- [Belge alıntısı]:
• • • • • • •

Yani Hz. Muhammed, 6 Yaşındaki Hz. Ayşe’ye nikah kıyıp üç sene bekledikten sonra 9 Yaşındayken onunla gerdeğe girmiştir. Bunun aksini söylemek ve hatta düşünmek insanı dinden, imandan eder maazallah(!)
Eee. Hz. Muhammed’e hak olan ümmetine hak olmaz mı?
Olmaz olur mu(!) O, altı yaşında bir kıza nikah kıydı mı? Kıydı(!) Ümmeti bu yaş sınırını 2’ye bile indirir.
Mesela ‘’ Zıllullah-i fil arzeyn ‘’ ( Yer yüzünde ve gökyüzünde Allah’ın Gölgesi ) Hadim-ül Haremeyn ( Mekke ve Medine’nin Hizmetkarı) Halife-i Ruy-i Zemin ( Yer yüzünün halifesi ) Osmanlı padişahları...
Sultan I. Ahmed, kızı Ayşe Sultan’ı daha yedi yaşındayken Sadrazam Nasuh Paşa, ile nikahladı. Çok yaşlı olan paşanın ölmesi üzerine Ayşe Sultan yine yaşlı olan ve ölüverip giden şu paşalarla nikahlandı daha sonra : Karakaş Mehmet Paşa, Van Beylerbeyi Hafız Ahmet Paşa, Diyarbakır Valisi Murtaza Paşa, Halep ve Şam Beylerbeyi Ahmet Paşa, Voynuk Ahmet Paşa ve İbşir Mustafa Paşa...
Sultan İbrahim, kızı Fatma Sultan’ı 2.5 yaşında Yusuf Paşa ile nikahlamıştı. Yusuf Paşanın erken ölümü üzerine de 4 yaşında Musahip Fazlullah Paşa ile evlendirdi.

• • • • • • •

- [Çıkarılan veriler]:
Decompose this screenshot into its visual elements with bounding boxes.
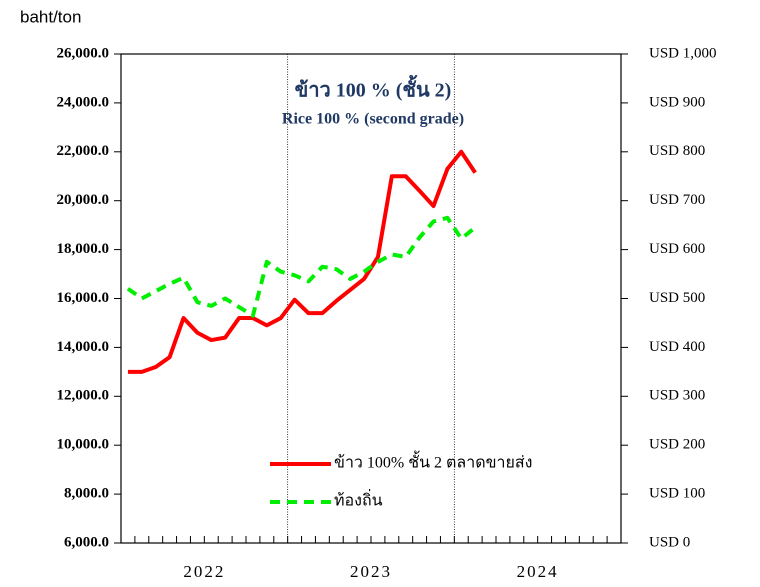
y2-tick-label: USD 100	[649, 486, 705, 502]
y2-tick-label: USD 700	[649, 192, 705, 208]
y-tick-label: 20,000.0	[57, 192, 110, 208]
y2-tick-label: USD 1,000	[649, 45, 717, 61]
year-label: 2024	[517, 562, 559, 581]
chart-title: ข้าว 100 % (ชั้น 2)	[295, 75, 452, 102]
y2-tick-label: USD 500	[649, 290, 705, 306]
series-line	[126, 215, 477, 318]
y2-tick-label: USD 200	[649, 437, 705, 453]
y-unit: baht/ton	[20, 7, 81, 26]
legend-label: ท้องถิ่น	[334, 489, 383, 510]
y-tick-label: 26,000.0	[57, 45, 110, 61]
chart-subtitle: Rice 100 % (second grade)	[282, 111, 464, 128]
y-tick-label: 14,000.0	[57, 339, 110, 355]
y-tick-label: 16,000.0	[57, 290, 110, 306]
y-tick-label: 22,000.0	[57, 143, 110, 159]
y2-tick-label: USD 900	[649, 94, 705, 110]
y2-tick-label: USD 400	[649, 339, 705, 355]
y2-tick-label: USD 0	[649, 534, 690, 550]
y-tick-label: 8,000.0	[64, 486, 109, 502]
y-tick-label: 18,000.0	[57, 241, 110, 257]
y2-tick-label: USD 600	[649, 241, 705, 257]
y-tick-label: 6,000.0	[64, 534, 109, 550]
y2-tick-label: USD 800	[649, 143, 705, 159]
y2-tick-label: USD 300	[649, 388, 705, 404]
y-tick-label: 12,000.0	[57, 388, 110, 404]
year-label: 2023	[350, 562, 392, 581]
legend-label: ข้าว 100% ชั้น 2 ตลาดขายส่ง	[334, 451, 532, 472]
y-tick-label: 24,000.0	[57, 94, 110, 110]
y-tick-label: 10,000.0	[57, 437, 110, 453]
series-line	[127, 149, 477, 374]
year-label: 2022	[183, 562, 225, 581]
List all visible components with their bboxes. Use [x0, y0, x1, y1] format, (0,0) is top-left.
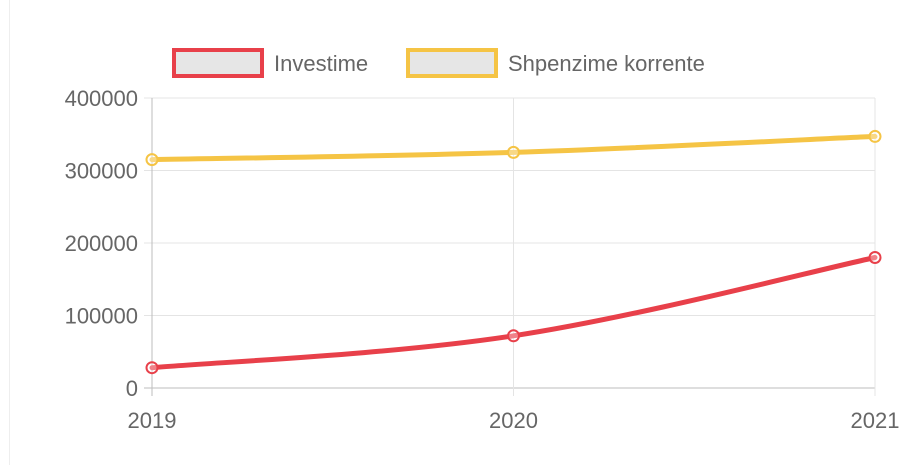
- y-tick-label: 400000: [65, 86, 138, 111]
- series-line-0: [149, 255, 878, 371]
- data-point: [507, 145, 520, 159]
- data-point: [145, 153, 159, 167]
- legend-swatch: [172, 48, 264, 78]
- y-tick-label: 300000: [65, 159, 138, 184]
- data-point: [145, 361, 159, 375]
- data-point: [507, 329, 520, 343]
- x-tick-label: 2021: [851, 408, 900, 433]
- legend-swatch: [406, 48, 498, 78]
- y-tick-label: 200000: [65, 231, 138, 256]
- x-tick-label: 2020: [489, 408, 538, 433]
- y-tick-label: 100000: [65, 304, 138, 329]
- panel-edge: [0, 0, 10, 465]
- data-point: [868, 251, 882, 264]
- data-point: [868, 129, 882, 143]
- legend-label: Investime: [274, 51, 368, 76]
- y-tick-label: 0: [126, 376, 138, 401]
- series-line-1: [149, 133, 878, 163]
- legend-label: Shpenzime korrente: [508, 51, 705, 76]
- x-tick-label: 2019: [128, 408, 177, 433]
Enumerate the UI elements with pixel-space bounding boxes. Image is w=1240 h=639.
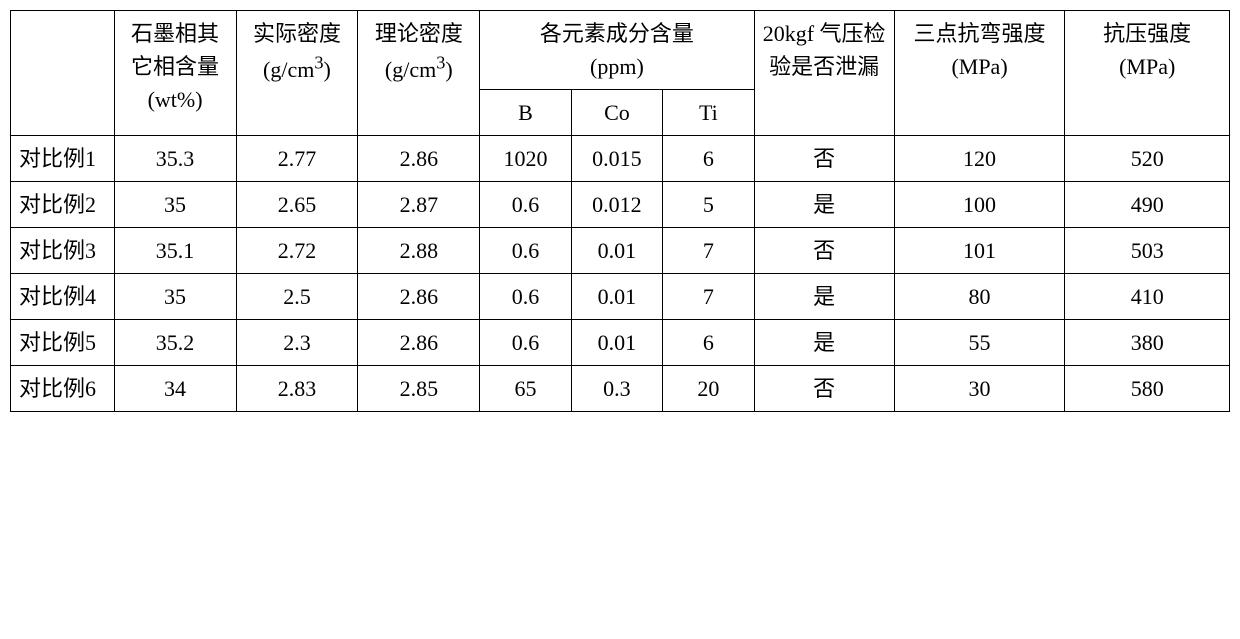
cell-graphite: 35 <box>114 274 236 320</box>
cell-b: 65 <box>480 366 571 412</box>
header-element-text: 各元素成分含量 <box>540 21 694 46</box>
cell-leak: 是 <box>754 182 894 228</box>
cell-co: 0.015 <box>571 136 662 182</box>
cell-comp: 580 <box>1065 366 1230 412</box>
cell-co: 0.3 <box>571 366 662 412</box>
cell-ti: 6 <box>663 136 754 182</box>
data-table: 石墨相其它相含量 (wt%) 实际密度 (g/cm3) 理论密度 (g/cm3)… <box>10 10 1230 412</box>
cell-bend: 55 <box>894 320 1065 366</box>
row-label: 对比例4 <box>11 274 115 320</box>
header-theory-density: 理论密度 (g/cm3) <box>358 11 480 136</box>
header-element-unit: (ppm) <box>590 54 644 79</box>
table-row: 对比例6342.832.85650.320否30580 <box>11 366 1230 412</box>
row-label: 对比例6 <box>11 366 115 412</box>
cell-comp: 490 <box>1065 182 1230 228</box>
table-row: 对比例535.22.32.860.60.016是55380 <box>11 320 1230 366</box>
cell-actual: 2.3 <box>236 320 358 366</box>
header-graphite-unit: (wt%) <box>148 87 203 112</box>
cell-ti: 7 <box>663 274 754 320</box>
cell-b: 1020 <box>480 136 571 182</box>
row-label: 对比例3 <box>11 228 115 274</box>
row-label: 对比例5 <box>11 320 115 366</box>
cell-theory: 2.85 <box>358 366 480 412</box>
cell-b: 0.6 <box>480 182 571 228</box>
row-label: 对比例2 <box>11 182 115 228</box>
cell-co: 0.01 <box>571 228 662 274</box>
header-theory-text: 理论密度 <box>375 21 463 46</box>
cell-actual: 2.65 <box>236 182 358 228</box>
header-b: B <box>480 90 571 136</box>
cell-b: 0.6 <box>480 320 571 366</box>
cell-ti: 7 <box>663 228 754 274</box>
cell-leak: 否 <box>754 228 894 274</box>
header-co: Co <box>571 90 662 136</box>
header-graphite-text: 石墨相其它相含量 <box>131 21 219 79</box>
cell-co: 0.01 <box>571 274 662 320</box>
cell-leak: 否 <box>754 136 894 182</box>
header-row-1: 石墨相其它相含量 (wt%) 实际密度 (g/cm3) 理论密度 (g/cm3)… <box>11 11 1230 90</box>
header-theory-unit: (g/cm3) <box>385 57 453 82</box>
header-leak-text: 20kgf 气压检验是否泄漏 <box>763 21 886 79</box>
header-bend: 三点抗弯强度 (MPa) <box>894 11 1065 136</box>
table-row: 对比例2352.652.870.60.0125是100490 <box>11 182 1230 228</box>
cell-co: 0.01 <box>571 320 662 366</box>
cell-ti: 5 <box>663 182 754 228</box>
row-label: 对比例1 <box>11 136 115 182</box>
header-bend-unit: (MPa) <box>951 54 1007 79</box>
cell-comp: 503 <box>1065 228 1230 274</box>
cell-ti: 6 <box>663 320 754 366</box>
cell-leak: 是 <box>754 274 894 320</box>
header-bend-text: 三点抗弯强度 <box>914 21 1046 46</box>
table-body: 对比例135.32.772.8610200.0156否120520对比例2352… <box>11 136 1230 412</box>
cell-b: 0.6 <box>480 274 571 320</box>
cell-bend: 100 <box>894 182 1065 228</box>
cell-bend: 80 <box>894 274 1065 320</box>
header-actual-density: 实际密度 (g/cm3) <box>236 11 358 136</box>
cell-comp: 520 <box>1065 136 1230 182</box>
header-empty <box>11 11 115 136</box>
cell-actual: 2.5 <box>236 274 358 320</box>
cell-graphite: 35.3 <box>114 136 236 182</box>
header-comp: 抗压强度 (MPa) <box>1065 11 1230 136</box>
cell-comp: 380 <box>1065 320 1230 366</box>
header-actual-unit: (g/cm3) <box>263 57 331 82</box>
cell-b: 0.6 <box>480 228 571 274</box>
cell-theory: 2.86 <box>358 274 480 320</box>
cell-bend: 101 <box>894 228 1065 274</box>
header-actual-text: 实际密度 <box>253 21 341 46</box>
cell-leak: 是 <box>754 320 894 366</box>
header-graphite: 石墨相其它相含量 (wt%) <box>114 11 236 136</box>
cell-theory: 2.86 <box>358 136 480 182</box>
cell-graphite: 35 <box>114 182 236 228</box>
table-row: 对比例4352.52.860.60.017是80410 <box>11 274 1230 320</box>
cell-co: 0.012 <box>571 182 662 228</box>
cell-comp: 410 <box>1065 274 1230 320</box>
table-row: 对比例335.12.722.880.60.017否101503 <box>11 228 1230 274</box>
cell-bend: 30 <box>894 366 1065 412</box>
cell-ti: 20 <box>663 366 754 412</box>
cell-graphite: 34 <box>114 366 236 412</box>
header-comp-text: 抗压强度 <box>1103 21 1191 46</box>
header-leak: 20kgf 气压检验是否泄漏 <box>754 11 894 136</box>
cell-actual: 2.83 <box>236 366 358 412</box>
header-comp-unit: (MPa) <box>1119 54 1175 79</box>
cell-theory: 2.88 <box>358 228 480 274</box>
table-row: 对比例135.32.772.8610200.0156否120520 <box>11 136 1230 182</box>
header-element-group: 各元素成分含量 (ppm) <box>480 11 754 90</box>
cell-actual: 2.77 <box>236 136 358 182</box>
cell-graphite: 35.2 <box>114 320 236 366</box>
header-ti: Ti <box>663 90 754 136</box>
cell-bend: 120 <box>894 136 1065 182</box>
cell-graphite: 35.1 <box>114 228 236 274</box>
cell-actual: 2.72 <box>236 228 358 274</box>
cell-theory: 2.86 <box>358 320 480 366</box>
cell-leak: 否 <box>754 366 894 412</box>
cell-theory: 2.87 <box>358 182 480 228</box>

• • • • • • •

- [Görev listesi]:
[1] Çocuk yaşta nikahlar üzerine yazıya göre şu soruları yanıtlayın:
(a) Sultan I. Ahmed, kızı Ayşe Sultan'ı kaç yaşındayken kiminle nikahladı?
(b) Fatma Sultan 4 yaşında kiminle evlendirildi?
(c) Yazıda "Hadim-ül Haremeyn" unvanının anlamı ne olarak verilmiş?
[2] Çocuk yaşta nikahlar üzerine yazıyı son cümlesinden sonra kaldığı yerden sürdürün.
Satırlara gerek yok, yazı tek başına yeterli.

- [Sırayla yanıtlar]:
[1]
(a) Yedi yaşındayken Sadrazam Nasuh Paşa ile.
(b) Musahip Fazlullah Paşa ile.
(c) Mekke ve Medine'nin Hizmetkarı.

[2]
Diğer kızı Beyhan’ı ise 2 yaşındayken Sadrazam Tezkereci Ahmet Paşa ile nikahlamıştı ama Tekereci Ahmet Paşanın bir isyan sonucu öldürülmesi üzerine 3 yaşındayken babaannesi Kösem Sultan tarafından Uzun İbrahim Paşa ile nikahı kıyıldı.
Padişah III. Ahmet, kızı Fatma Sultan’ı Silahtar ( Daha sora Şehit ) Ali Paşa ile evlendirdiğinde Fatma Sultan sadece dört yaşındaydı. Ali Paşanın şehit olmasından sonra sadrazam Nevşehirli İbrahim Paşa ile evlendirildiğinde ise sadece 13 yaşındaydı.
Örnekler o kadar çok ki say say bitmez...
Bazı Padişahlarla anneleri arasında kaç yaş fark var onu da yazayım mı?
Kanuni Sultan Süleyman oğlu Mustafa--- Doğum tarihi 1515
Mustafa’nın annesi Mahidevran Sultan’ın doğum tarihi: 1500
Oğlu Mustafa’yı 15 Yaşında dünyaya getirmiş. Demek ki 14 yaşında hamile kalmış.
Padişah IV. Mehmet--- Doğum tarihi 1642
Annesi Hatice Turhan Sultan--- Doğum tarihi 1627
Hatice Turhan Sultan IV. Mehmed’i doğurduğunda 15 Yaşındaymış. Yani 14 yaşında hamile kalmış.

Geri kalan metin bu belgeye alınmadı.